__Exercise description__
Pictures stay out; everything else in the records below is copied exactly.

__Records to use__
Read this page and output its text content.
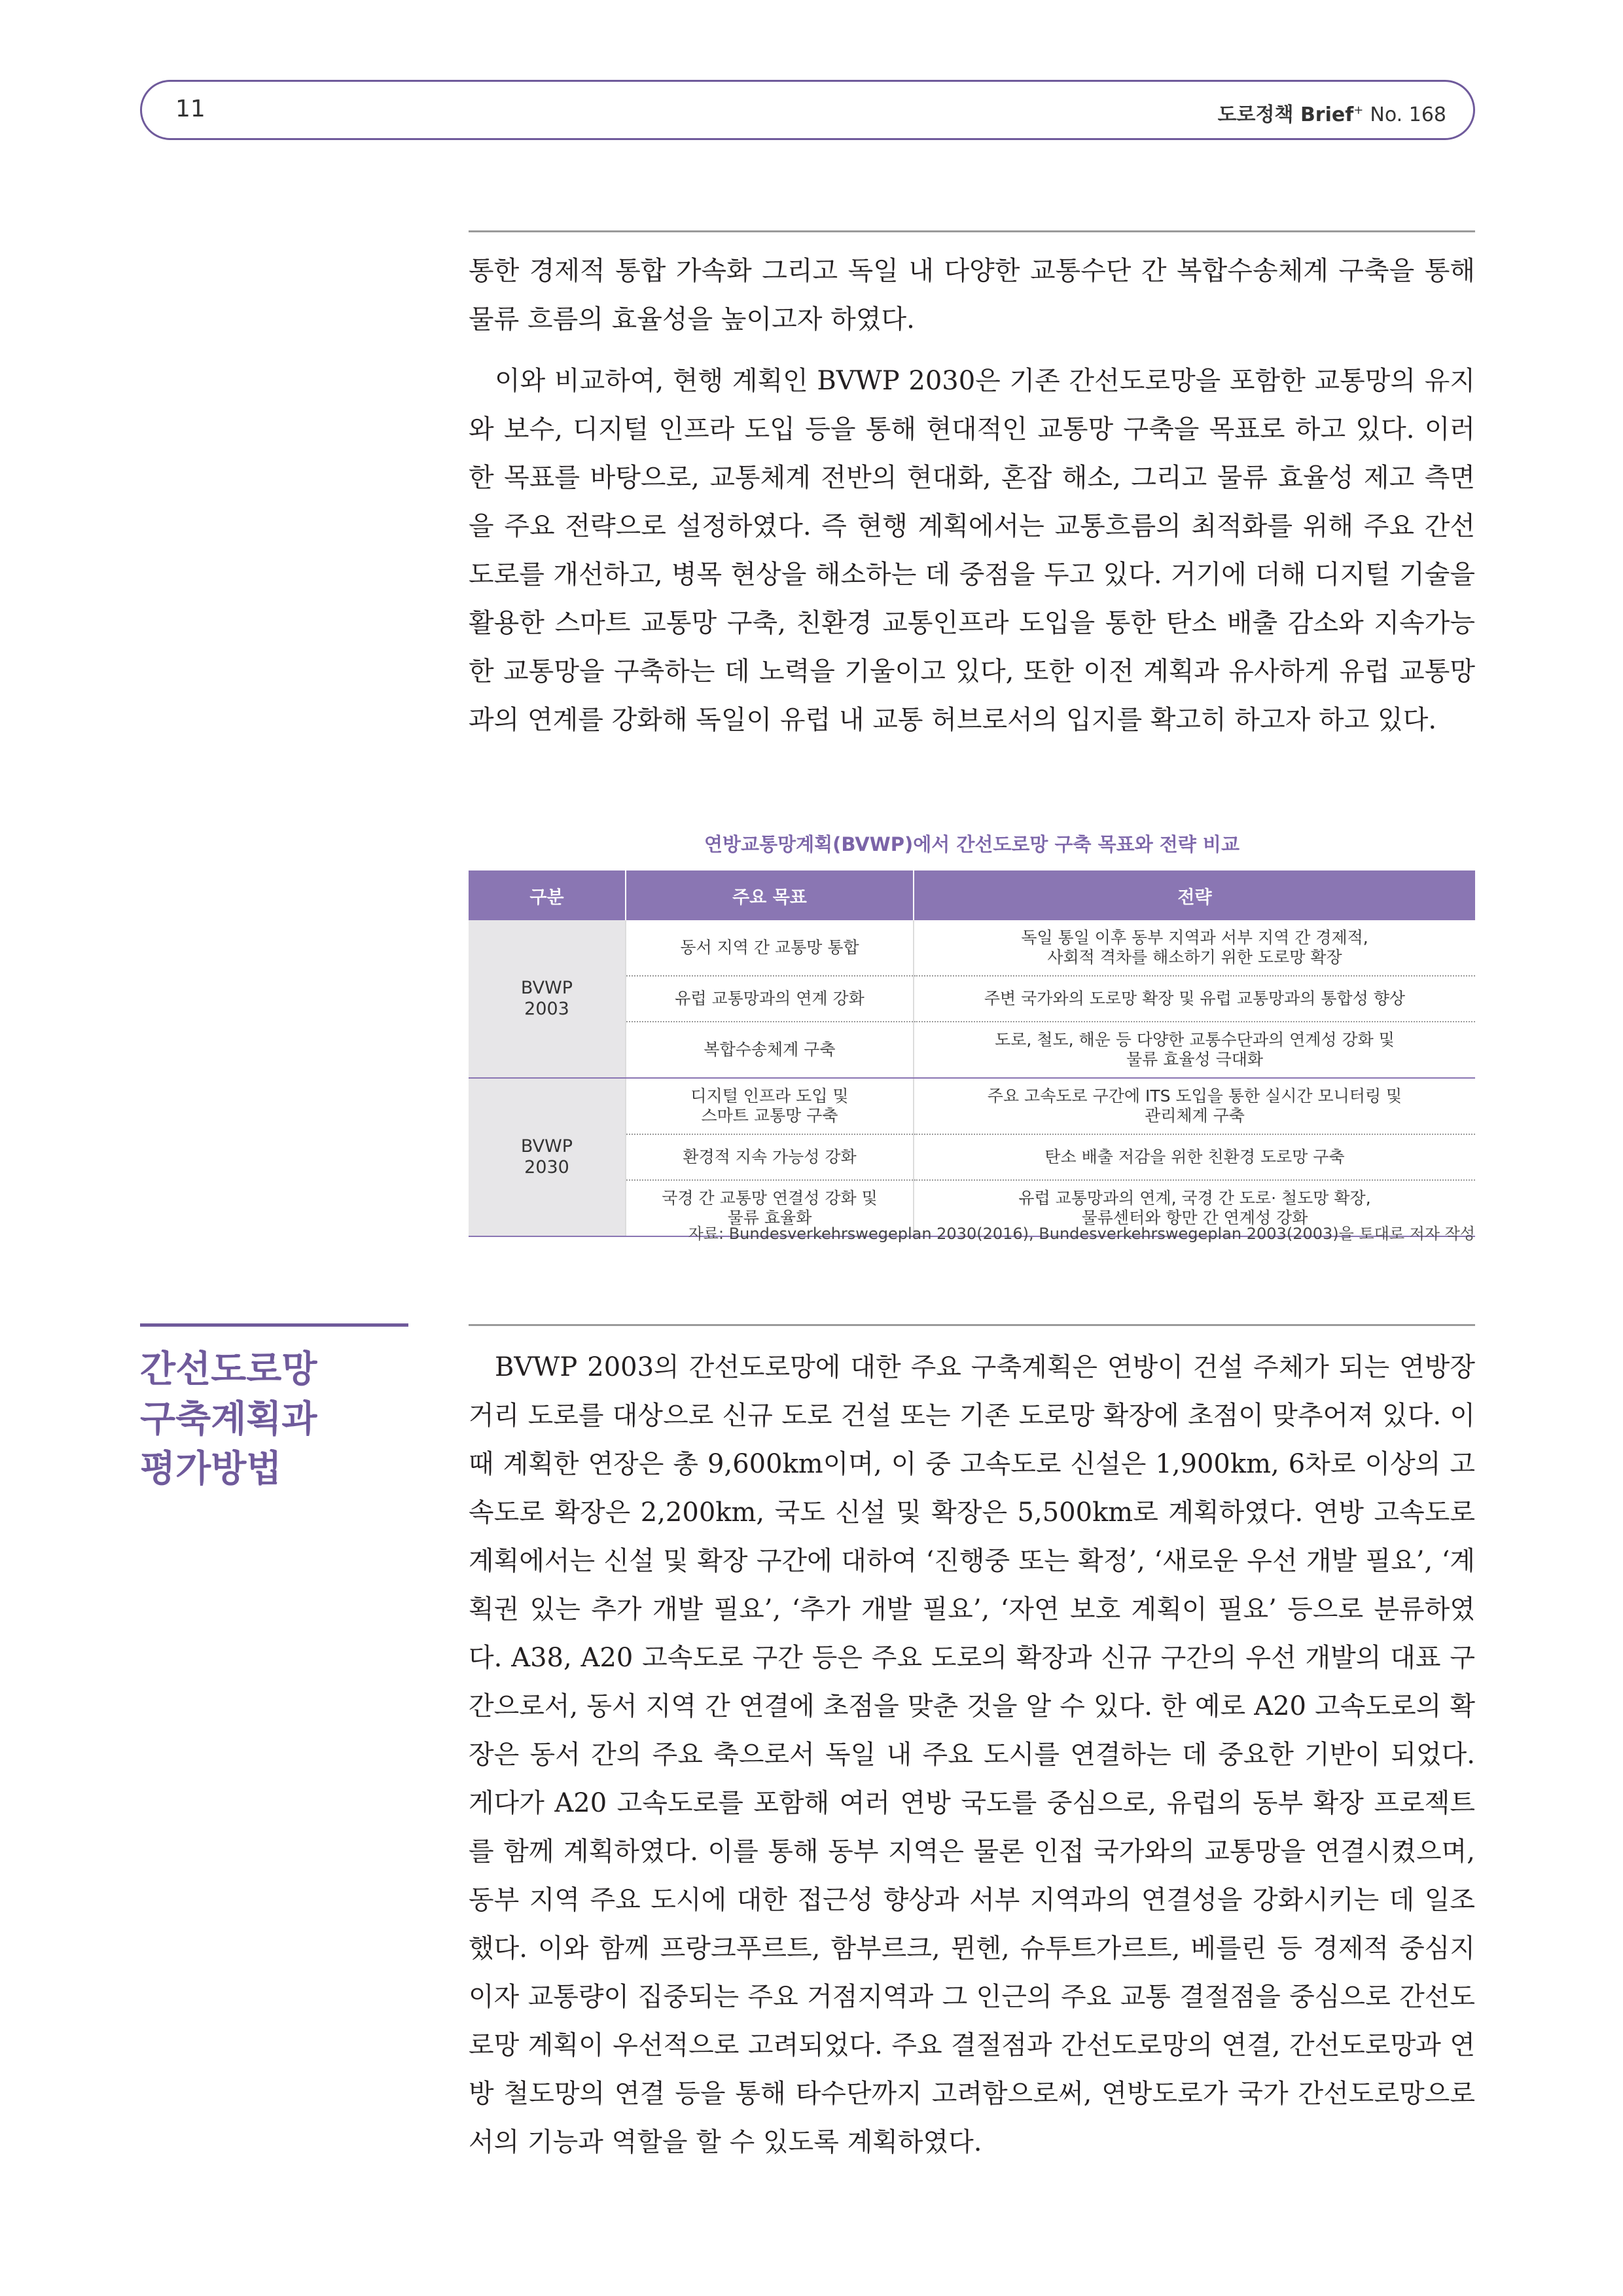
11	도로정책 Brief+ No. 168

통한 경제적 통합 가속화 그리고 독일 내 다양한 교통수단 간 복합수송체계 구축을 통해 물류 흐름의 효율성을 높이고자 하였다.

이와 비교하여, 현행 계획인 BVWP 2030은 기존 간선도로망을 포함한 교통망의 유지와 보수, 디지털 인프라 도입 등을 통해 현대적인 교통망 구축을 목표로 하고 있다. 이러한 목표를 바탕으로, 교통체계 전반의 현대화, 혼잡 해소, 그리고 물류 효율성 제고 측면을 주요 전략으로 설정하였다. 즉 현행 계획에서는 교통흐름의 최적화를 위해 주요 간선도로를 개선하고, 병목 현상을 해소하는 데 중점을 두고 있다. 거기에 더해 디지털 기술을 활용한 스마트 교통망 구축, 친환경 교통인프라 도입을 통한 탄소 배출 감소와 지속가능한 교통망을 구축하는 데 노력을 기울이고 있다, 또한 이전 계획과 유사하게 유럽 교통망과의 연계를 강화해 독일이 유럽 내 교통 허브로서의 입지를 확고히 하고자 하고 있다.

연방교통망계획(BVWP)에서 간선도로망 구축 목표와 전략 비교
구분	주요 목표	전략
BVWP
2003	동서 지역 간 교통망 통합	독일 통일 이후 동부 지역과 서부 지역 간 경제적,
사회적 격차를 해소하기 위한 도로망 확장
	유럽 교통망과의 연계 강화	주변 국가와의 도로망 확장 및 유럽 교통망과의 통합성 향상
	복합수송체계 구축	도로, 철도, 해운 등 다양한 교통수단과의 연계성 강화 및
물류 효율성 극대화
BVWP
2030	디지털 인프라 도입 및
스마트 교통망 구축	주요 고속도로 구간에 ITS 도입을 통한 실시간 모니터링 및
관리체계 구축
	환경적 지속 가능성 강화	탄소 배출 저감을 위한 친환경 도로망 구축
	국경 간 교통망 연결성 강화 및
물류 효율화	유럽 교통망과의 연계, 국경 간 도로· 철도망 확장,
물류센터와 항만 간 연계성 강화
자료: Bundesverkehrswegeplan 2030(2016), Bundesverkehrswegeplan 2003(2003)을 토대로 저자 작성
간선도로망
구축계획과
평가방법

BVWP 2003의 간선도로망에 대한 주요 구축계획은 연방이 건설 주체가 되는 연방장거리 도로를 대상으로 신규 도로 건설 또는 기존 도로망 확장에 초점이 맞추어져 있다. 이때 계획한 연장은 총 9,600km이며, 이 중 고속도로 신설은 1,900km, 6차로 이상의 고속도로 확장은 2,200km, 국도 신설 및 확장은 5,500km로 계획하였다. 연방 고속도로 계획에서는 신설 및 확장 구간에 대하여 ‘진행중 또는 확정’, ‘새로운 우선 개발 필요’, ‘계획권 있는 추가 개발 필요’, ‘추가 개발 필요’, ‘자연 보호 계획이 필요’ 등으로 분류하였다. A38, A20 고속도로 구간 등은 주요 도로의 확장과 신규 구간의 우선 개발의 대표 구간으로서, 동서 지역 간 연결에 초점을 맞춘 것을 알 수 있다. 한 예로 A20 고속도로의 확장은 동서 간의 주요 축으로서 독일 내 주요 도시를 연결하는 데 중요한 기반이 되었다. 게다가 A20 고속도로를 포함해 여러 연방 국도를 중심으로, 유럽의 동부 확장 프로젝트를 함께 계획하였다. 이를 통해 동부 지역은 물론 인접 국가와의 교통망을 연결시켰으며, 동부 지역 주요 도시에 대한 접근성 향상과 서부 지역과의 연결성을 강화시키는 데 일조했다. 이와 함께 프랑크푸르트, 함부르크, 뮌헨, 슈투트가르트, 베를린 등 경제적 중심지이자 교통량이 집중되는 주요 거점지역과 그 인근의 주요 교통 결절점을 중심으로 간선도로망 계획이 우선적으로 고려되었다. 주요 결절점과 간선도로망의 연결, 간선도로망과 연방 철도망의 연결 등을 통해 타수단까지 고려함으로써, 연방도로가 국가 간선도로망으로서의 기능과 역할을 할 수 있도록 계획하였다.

__Expected output__
Read this page and output its text content.
11	도로정책 Brief+ No. 168

통한 경제적 통합 가속화 그리고 독일 내 다양한 교통수단 간 복합수송체계 구축을 통해 물류 흐름의 효율성을 높이고자 하였다.

이와 비교하여, 현행 계획인 BVWP 2030은 기존 간선도로망을 포함한 교통망의 유지와 보수, 디지털 인프라 도입 등을 통해 현대적인 교통망 구축을 목표로 하고 있다. 이러한 목표를 바탕으로, 교통체계 전반의 현대화, 혼잡 해소, 그리고 물류 효율성 제고 측면을 주요 전략으로 설정하였다. 즉 현행 계획에서는 교통흐름의 최적화를 위해 주요 간선도로를 개선하고, 병목 현상을 해소하는 데 중점을 두고 있다. 거기에 더해 디지털 기술을 활용한 스마트 교통망 구축, 친환경 교통인프라 도입을 통한 탄소 배출 감소와 지속가능한 교통망을 구축하는 데 노력을 기울이고 있다, 또한 이전 계획과 유사하게 유럽 교통망과의 연계를 강화해 독일이 유럽 내 교통 허브로서의 입지를 확고히 하고자 하고 있다.

연방교통망계획(BVWP)에서 간선도로망 구축 목표와 전략 비교
구분	주요 목표	전략
BVWP
2003	동서 지역 간 교통망 통합	독일 통일 이후 동부 지역과 서부 지역 간 경제적,
사회적 격차를 해소하기 위한 도로망 확장
	유럽 교통망과의 연계 강화	주변 국가와의 도로망 확장 및 유럽 교통망과의 통합성 향상
	복합수송체계 구축	도로, 철도, 해운 등 다양한 교통수단과의 연계성 강화 및
물류 효율성 극대화
BVWP
2030	디지털 인프라 도입 및
스마트 교통망 구축	주요 고속도로 구간에 ITS 도입을 통한 실시간 모니터링 및
관리체계 구축
	환경적 지속 가능성 강화	탄소 배출 저감을 위한 친환경 도로망 구축
	국경 간 교통망 연결성 강화 및
물류 효율화	유럽 교통망과의 연계, 국경 간 도로· 철도망 확장,
물류센터와 항만 간 연계성 강화
자료: Bundesverkehrswegeplan 2030(2016), Bundesverkehrswegeplan 2003(2003)을 토대로 저자 작성
간선도로망
구축계획과
평가방법

BVWP 2003의 간선도로망에 대한 주요 구축계획은 연방이 건설 주체가 되는 연방장거리 도로를 대상으로 신규 도로 건설 또는 기존 도로망 확장에 초점이 맞추어져 있다. 이때 계획한 연장은 총 9,600km이며, 이 중 고속도로 신설은 1,900km, 6차로 이상의 고속도로 확장은 2,200km, 국도 신설 및 확장은 5,500km로 계획하였다. 연방 고속도로 계획에서는 신설 및 확장 구간에 대하여 ‘진행중 또는 확정’, ‘새로운 우선 개발 필요’, ‘계획권 있는 추가 개발 필요’, ‘추가 개발 필요’, ‘자연 보호 계획이 필요’ 등으로 분류하였다. A38, A20 고속도로 구간 등은 주요 도로의 확장과 신규 구간의 우선 개발의 대표 구간으로서, 동서 지역 간 연결에 초점을 맞춘 것을 알 수 있다. 한 예로 A20 고속도로의 확장은 동서 간의 주요 축으로서 독일 내 주요 도시를 연결하는 데 중요한 기반이 되었다. 게다가 A20 고속도로를 포함해 여러 연방 국도를 중심으로, 유럽의 동부 확장 프로젝트를 함께 계획하였다. 이를 통해 동부 지역은 물론 인접 국가와의 교통망을 연결시켰으며, 동부 지역 주요 도시에 대한 접근성 향상과 서부 지역과의 연결성을 강화시키는 데 일조했다. 이와 함께 프랑크푸르트, 함부르크, 뮌헨, 슈투트가르트, 베를린 등 경제적 중심지이자 교통량이 집중되는 주요 거점지역과 그 인근의 주요 교통 결절점을 중심으로 간선도로망 계획이 우선적으로 고려되었다. 주요 결절점과 간선도로망의 연결, 간선도로망과 연방 철도망의 연결 등을 통해 타수단까지 고려함으로써, 연방도로가 국가 간선도로망으로서의 기능과 역할을 할 수 있도록 계획하였다.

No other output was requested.